Task — Transcribe the whole listing below without changing a word, but leave out every image.

########

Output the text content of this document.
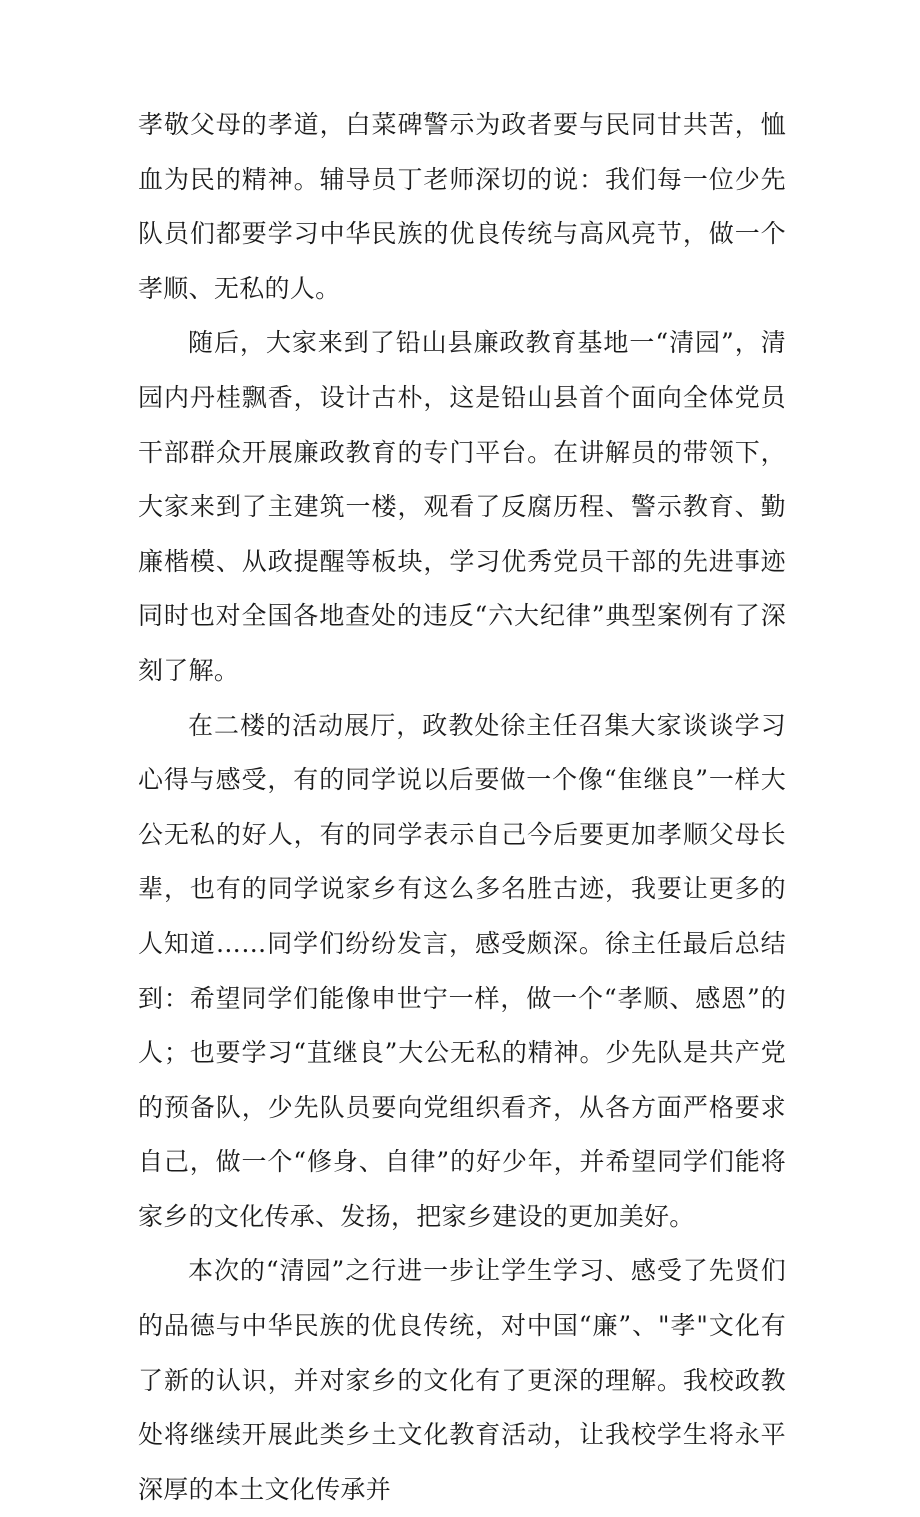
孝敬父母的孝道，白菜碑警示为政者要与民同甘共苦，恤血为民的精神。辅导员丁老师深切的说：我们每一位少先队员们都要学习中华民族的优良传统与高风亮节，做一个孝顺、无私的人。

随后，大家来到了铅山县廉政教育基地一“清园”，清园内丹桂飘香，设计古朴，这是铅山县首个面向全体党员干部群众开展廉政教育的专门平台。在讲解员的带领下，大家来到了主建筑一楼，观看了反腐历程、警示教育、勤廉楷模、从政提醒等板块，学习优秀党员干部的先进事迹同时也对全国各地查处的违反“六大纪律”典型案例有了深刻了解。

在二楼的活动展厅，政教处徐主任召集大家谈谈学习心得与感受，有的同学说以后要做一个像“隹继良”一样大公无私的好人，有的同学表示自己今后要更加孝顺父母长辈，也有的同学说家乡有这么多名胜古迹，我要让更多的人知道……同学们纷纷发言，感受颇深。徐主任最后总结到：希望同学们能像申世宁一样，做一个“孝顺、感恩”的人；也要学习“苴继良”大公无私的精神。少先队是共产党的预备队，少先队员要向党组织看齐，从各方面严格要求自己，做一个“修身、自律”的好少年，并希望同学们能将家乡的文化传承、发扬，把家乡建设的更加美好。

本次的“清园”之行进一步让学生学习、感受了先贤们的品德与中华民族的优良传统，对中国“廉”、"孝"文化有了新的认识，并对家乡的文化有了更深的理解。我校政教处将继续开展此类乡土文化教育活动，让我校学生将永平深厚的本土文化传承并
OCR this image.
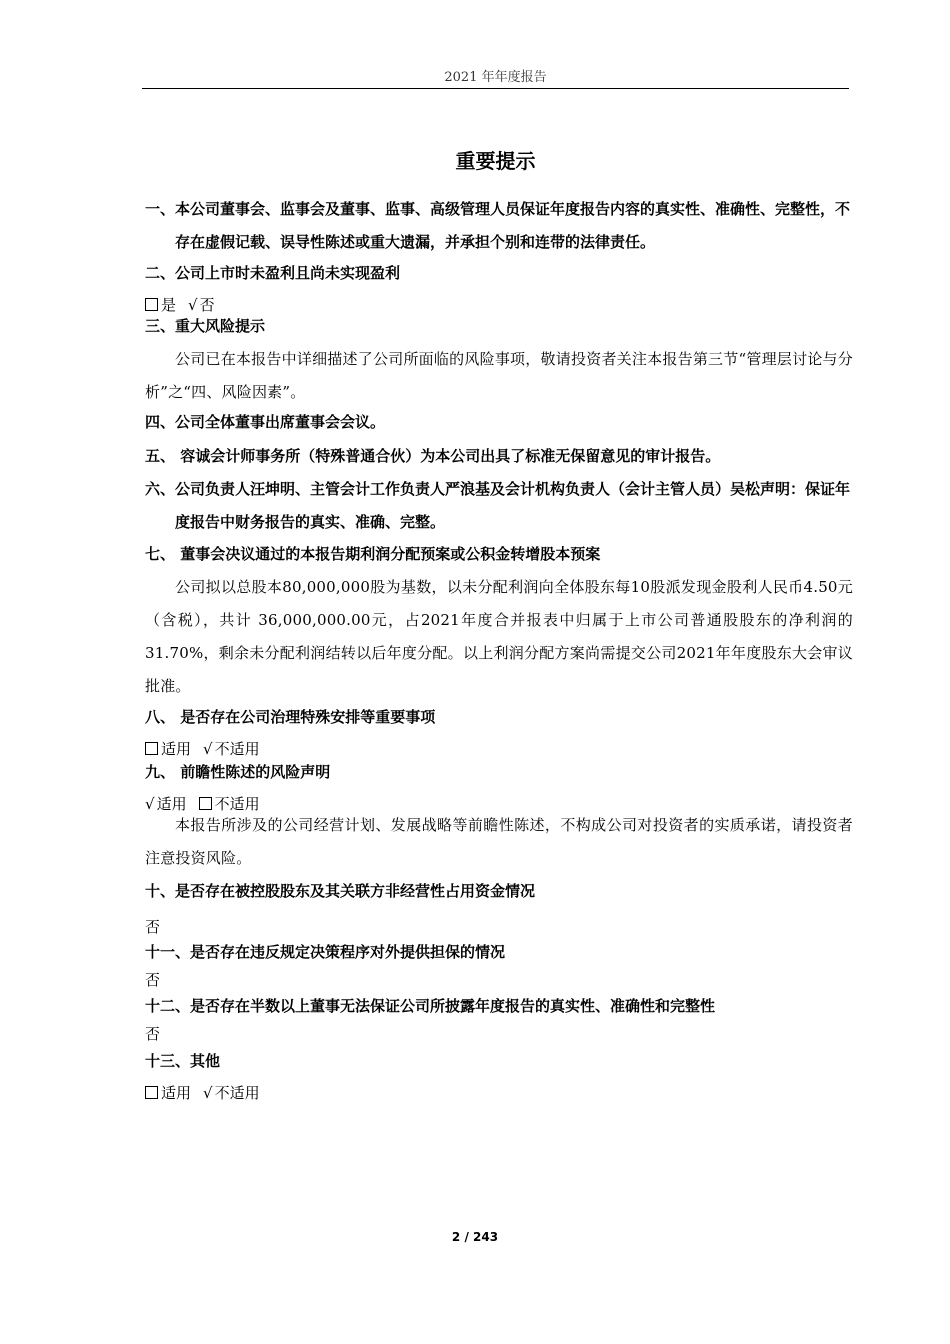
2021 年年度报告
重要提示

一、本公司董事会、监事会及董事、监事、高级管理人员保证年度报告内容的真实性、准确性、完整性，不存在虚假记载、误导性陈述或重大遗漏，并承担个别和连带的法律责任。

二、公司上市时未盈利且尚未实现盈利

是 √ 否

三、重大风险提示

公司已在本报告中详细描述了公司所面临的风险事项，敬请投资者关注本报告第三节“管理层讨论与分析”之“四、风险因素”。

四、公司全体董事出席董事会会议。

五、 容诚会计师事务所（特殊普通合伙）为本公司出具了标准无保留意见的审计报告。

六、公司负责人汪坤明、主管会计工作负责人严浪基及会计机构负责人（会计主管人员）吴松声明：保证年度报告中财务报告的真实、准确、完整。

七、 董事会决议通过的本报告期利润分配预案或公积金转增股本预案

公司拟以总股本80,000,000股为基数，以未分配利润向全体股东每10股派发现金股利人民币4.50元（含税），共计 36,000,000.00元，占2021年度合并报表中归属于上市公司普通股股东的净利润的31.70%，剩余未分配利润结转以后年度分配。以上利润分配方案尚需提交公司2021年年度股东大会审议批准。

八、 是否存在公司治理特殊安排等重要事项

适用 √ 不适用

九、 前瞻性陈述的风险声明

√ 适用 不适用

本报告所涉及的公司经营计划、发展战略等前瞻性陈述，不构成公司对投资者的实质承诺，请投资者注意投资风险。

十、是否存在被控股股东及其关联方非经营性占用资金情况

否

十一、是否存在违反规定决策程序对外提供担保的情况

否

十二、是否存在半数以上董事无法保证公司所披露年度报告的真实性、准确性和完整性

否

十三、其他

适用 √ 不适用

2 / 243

########

Full response —
Output the text content of this document.
孝敬父母的孝道，白菜碑警示为政者要与民同甘共苦，恤血为民的精神。辅导员丁老师深切的说：我们每一位少先队员们都要学习中华民族的优良传统与高风亮节，做一个孝顺、无私的人。

随后，大家来到了铅山县廉政教育基地一“清园”，清园内丹桂飘香，设计古朴，这是铅山县首个面向全体党员干部群众开展廉政教育的专门平台。在讲解员的带领下，大家来到了主建筑一楼，观看了反腐历程、警示教育、勤廉楷模、从政提醒等板块，学习优秀党员干部的先进事迹同时也对全国各地查处的违反“六大纪律”典型案例有了深刻了解。

在二楼的活动展厅，政教处徐主任召集大家谈谈学习心得与感受，有的同学说以后要做一个像“隹继良”一样大公无私的好人，有的同学表示自己今后要更加孝顺父母长辈，也有的同学说家乡有这么多名胜古迹，我要让更多的人知道……同学们纷纷发言，感受颇深。徐主任最后总结到：希望同学们能像申世宁一样，做一个“孝顺、感恩”的人；也要学习“苴继良”大公无私的精神。少先队是共产党的预备队，少先队员要向党组织看齐，从各方面严格要求自己，做一个“修身、自律”的好少年，并希望同学们能将家乡的文化传承、发扬，把家乡建设的更加美好。

本次的“清园”之行进一步让学生学习、感受了先贤们的品德与中华民族的优良传统，对中国“廉”、"孝"文化有了新的认识，并对家乡的文化有了更深的理解。我校政教处将继续开展此类乡土文化教育活动，让我校学生将永平深厚的本土文化传承并
OCR this image.
2021 年年度报告
重要提示

一、本公司董事会、监事会及董事、监事、高级管理人员保证年度报告内容的真实性、准确性、完整性，不存在虚假记载、误导性陈述或重大遗漏，并承担个别和连带的法律责任。

二、公司上市时未盈利且尚未实现盈利

是 √ 否

三、重大风险提示

公司已在本报告中详细描述了公司所面临的风险事项，敬请投资者关注本报告第三节“管理层讨论与分析”之“四、风险因素”。

四、公司全体董事出席董事会会议。

五、 容诚会计师事务所（特殊普通合伙）为本公司出具了标准无保留意见的审计报告。

六、公司负责人汪坤明、主管会计工作负责人严浪基及会计机构负责人（会计主管人员）吴松声明：保证年度报告中财务报告的真实、准确、完整。

七、 董事会决议通过的本报告期利润分配预案或公积金转增股本预案

公司拟以总股本80,000,000股为基数，以未分配利润向全体股东每10股派发现金股利人民币4.50元（含税），共计 36,000,000.00元，占2021年度合并报表中归属于上市公司普通股股东的净利润的31.70%，剩余未分配利润结转以后年度分配。以上利润分配方案尚需提交公司2021年年度股东大会审议批准。

八、 是否存在公司治理特殊安排等重要事项

适用 √ 不适用

九、 前瞻性陈述的风险声明

√ 适用 不适用

本报告所涉及的公司经营计划、发展战略等前瞻性陈述，不构成公司对投资者的实质承诺，请投资者注意投资风险。

十、是否存在被控股股东及其关联方非经营性占用资金情况

否

十一、是否存在违反规定决策程序对外提供担保的情况

否

十二、是否存在半数以上董事无法保证公司所披露年度报告的真实性、准确性和完整性

否

十三、其他

适用 √ 不适用

2 / 243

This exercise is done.